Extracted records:
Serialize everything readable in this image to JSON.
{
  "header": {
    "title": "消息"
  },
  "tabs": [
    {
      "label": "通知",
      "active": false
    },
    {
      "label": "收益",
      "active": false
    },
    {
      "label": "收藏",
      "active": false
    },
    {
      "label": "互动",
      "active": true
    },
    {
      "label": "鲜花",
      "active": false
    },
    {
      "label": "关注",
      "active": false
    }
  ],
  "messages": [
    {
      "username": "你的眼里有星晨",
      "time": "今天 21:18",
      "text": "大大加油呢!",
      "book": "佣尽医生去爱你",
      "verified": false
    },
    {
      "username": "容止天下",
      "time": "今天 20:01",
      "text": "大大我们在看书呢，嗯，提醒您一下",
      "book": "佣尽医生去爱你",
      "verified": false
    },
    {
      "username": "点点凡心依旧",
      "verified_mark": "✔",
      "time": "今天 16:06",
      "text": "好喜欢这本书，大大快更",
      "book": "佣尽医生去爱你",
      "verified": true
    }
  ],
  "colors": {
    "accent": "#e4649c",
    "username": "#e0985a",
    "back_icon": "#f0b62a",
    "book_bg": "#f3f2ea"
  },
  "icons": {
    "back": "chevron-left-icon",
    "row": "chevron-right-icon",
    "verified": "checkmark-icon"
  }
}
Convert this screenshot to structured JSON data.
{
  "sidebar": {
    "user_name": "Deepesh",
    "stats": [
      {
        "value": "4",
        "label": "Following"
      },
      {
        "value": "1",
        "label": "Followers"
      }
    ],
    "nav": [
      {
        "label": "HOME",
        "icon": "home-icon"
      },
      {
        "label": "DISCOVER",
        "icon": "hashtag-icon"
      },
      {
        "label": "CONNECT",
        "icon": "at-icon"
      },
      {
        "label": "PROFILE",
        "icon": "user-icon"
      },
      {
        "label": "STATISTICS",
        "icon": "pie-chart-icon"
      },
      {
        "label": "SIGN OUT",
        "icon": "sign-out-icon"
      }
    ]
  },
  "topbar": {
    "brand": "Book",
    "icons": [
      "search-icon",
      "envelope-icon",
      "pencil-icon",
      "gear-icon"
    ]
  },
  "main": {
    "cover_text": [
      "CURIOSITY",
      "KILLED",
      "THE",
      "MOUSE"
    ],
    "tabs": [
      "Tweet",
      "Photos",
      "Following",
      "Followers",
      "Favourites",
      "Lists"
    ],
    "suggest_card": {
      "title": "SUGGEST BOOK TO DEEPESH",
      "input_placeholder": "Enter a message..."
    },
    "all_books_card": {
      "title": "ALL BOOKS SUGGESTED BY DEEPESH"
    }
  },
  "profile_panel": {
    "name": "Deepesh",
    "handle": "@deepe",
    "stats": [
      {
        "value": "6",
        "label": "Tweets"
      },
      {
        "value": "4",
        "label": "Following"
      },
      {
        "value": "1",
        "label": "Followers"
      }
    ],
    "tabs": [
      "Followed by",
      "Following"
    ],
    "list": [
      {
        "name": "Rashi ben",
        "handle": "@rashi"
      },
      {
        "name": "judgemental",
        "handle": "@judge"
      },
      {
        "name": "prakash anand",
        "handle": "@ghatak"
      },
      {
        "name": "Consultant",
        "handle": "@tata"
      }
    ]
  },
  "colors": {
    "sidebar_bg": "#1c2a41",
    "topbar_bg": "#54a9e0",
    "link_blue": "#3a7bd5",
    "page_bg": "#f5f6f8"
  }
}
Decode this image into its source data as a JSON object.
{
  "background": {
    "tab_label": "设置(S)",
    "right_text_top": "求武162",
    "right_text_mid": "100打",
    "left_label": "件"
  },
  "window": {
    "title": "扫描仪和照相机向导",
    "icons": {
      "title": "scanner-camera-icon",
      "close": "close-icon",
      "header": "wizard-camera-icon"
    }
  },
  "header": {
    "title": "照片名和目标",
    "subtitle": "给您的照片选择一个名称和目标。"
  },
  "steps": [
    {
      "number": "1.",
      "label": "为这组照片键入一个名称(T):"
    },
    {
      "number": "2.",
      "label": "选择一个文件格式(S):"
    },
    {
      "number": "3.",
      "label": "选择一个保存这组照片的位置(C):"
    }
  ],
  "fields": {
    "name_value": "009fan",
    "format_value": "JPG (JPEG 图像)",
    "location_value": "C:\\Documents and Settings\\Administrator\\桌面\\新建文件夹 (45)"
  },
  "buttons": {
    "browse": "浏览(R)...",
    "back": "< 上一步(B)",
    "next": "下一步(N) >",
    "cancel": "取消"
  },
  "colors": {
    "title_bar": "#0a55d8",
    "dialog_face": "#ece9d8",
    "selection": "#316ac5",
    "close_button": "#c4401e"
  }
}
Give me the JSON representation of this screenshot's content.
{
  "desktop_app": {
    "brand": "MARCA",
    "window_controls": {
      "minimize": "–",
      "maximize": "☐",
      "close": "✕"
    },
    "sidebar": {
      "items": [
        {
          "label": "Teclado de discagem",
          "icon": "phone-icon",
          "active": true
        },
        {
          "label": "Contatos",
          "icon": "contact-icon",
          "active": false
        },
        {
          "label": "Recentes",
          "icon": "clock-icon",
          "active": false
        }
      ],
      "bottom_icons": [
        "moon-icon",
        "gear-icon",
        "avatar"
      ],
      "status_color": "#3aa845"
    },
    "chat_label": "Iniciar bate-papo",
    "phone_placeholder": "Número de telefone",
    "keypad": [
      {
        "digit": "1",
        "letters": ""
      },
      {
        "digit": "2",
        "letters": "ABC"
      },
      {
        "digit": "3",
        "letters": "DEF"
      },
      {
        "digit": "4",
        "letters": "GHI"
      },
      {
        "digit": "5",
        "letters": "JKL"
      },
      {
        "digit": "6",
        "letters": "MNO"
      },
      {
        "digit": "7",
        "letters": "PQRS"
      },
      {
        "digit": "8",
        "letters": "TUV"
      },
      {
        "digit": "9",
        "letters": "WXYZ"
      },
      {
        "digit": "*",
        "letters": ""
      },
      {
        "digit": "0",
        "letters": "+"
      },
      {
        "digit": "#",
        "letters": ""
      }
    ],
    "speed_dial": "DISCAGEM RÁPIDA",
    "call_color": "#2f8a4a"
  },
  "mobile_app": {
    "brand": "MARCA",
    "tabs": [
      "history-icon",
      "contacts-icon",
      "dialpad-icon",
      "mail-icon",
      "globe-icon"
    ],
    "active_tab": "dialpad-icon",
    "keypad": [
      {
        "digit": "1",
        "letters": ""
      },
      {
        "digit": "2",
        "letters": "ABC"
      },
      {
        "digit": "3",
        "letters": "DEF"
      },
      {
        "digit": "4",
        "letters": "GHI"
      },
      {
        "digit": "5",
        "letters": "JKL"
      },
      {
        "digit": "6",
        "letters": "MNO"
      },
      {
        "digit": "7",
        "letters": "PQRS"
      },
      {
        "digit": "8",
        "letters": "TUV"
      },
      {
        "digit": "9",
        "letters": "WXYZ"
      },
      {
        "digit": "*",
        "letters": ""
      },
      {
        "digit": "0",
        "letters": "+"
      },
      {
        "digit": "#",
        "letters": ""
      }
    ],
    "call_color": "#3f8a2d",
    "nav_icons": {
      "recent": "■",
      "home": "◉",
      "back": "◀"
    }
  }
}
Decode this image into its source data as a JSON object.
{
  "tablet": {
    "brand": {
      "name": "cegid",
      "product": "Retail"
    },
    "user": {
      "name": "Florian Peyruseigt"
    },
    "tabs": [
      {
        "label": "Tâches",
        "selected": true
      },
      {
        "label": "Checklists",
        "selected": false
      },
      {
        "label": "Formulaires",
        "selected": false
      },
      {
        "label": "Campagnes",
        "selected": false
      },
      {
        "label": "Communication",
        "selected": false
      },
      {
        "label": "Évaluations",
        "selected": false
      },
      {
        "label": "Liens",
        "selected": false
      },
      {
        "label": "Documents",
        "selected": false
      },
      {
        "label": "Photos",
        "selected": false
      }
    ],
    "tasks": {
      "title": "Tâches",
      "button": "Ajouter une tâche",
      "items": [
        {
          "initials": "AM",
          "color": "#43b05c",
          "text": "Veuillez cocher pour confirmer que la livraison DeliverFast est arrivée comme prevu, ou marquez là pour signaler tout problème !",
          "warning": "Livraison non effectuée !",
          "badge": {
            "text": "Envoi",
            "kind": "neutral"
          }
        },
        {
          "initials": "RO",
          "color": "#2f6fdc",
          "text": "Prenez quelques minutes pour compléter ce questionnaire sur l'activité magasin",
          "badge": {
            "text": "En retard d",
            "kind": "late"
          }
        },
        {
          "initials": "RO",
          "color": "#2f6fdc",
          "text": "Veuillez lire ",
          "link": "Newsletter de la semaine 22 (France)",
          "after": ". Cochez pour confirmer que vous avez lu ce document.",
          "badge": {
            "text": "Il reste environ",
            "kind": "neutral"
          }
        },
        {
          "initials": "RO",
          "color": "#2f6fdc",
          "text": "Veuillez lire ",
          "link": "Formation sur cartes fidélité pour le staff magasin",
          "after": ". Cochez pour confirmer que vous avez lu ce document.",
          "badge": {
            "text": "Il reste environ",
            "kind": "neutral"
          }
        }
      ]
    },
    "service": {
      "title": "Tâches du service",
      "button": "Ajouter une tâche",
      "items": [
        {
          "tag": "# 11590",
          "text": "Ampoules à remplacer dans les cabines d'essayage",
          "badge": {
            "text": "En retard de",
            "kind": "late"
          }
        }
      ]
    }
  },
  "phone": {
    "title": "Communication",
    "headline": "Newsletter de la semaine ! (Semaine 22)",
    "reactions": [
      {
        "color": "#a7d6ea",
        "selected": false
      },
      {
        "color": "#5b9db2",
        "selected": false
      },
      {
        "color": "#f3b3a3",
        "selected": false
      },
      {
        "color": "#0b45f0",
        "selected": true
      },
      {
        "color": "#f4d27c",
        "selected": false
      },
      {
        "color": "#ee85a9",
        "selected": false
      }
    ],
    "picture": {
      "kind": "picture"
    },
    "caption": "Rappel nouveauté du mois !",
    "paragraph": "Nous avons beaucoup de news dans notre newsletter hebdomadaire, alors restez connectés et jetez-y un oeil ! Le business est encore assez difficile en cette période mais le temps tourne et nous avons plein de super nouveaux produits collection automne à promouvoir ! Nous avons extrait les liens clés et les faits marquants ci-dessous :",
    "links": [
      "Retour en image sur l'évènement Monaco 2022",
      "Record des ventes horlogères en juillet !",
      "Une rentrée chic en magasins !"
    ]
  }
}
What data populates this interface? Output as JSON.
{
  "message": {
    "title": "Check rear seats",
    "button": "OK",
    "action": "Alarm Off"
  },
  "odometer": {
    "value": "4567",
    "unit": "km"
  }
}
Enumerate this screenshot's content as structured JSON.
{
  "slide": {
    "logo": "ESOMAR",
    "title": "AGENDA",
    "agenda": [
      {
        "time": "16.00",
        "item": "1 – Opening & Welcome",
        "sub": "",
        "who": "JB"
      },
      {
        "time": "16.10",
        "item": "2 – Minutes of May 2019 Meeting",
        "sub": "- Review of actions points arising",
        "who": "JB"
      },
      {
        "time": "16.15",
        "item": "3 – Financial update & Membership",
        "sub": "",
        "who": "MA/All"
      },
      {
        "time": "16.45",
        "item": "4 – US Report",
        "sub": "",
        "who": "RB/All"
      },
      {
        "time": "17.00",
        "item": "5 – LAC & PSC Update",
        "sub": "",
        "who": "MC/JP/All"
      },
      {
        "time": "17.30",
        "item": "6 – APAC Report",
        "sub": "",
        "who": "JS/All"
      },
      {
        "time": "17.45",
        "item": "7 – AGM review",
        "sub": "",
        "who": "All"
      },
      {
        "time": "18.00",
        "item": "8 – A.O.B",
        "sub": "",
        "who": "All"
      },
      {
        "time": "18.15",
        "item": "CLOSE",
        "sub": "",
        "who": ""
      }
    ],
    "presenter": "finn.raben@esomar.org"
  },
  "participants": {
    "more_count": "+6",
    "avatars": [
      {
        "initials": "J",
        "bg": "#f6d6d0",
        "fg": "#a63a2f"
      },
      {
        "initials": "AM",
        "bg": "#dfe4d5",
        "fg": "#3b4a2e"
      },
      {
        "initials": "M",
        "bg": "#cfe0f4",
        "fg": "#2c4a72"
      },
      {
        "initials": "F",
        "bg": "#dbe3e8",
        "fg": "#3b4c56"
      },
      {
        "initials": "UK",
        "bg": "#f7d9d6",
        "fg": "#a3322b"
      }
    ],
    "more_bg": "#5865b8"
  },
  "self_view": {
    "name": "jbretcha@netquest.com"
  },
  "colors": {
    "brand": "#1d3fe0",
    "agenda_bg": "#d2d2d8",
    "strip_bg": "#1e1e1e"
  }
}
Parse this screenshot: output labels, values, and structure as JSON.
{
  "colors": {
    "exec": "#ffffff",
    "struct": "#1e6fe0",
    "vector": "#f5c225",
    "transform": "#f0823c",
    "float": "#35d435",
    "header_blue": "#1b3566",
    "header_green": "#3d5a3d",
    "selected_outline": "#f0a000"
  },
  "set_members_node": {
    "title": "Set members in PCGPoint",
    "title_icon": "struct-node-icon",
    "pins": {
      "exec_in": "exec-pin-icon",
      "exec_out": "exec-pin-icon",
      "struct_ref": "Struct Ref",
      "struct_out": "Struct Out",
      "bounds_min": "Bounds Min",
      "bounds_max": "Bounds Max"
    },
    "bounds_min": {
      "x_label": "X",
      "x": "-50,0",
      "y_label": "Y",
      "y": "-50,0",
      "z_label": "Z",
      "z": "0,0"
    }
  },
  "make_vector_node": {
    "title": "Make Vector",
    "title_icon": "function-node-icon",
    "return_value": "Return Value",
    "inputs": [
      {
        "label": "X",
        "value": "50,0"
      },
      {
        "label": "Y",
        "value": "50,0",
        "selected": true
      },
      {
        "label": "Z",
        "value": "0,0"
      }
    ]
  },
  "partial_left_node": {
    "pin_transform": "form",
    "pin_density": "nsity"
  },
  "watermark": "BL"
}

__DO THIS__: Copy every line of the data that holds the string "Documents".

__ANSWER FOR THIS EXERCISE__:
    "location_value": "C:\\Documents and Settings\\Administrator\\桌面\\新建文件夹 (45)"
        "label": "Documents",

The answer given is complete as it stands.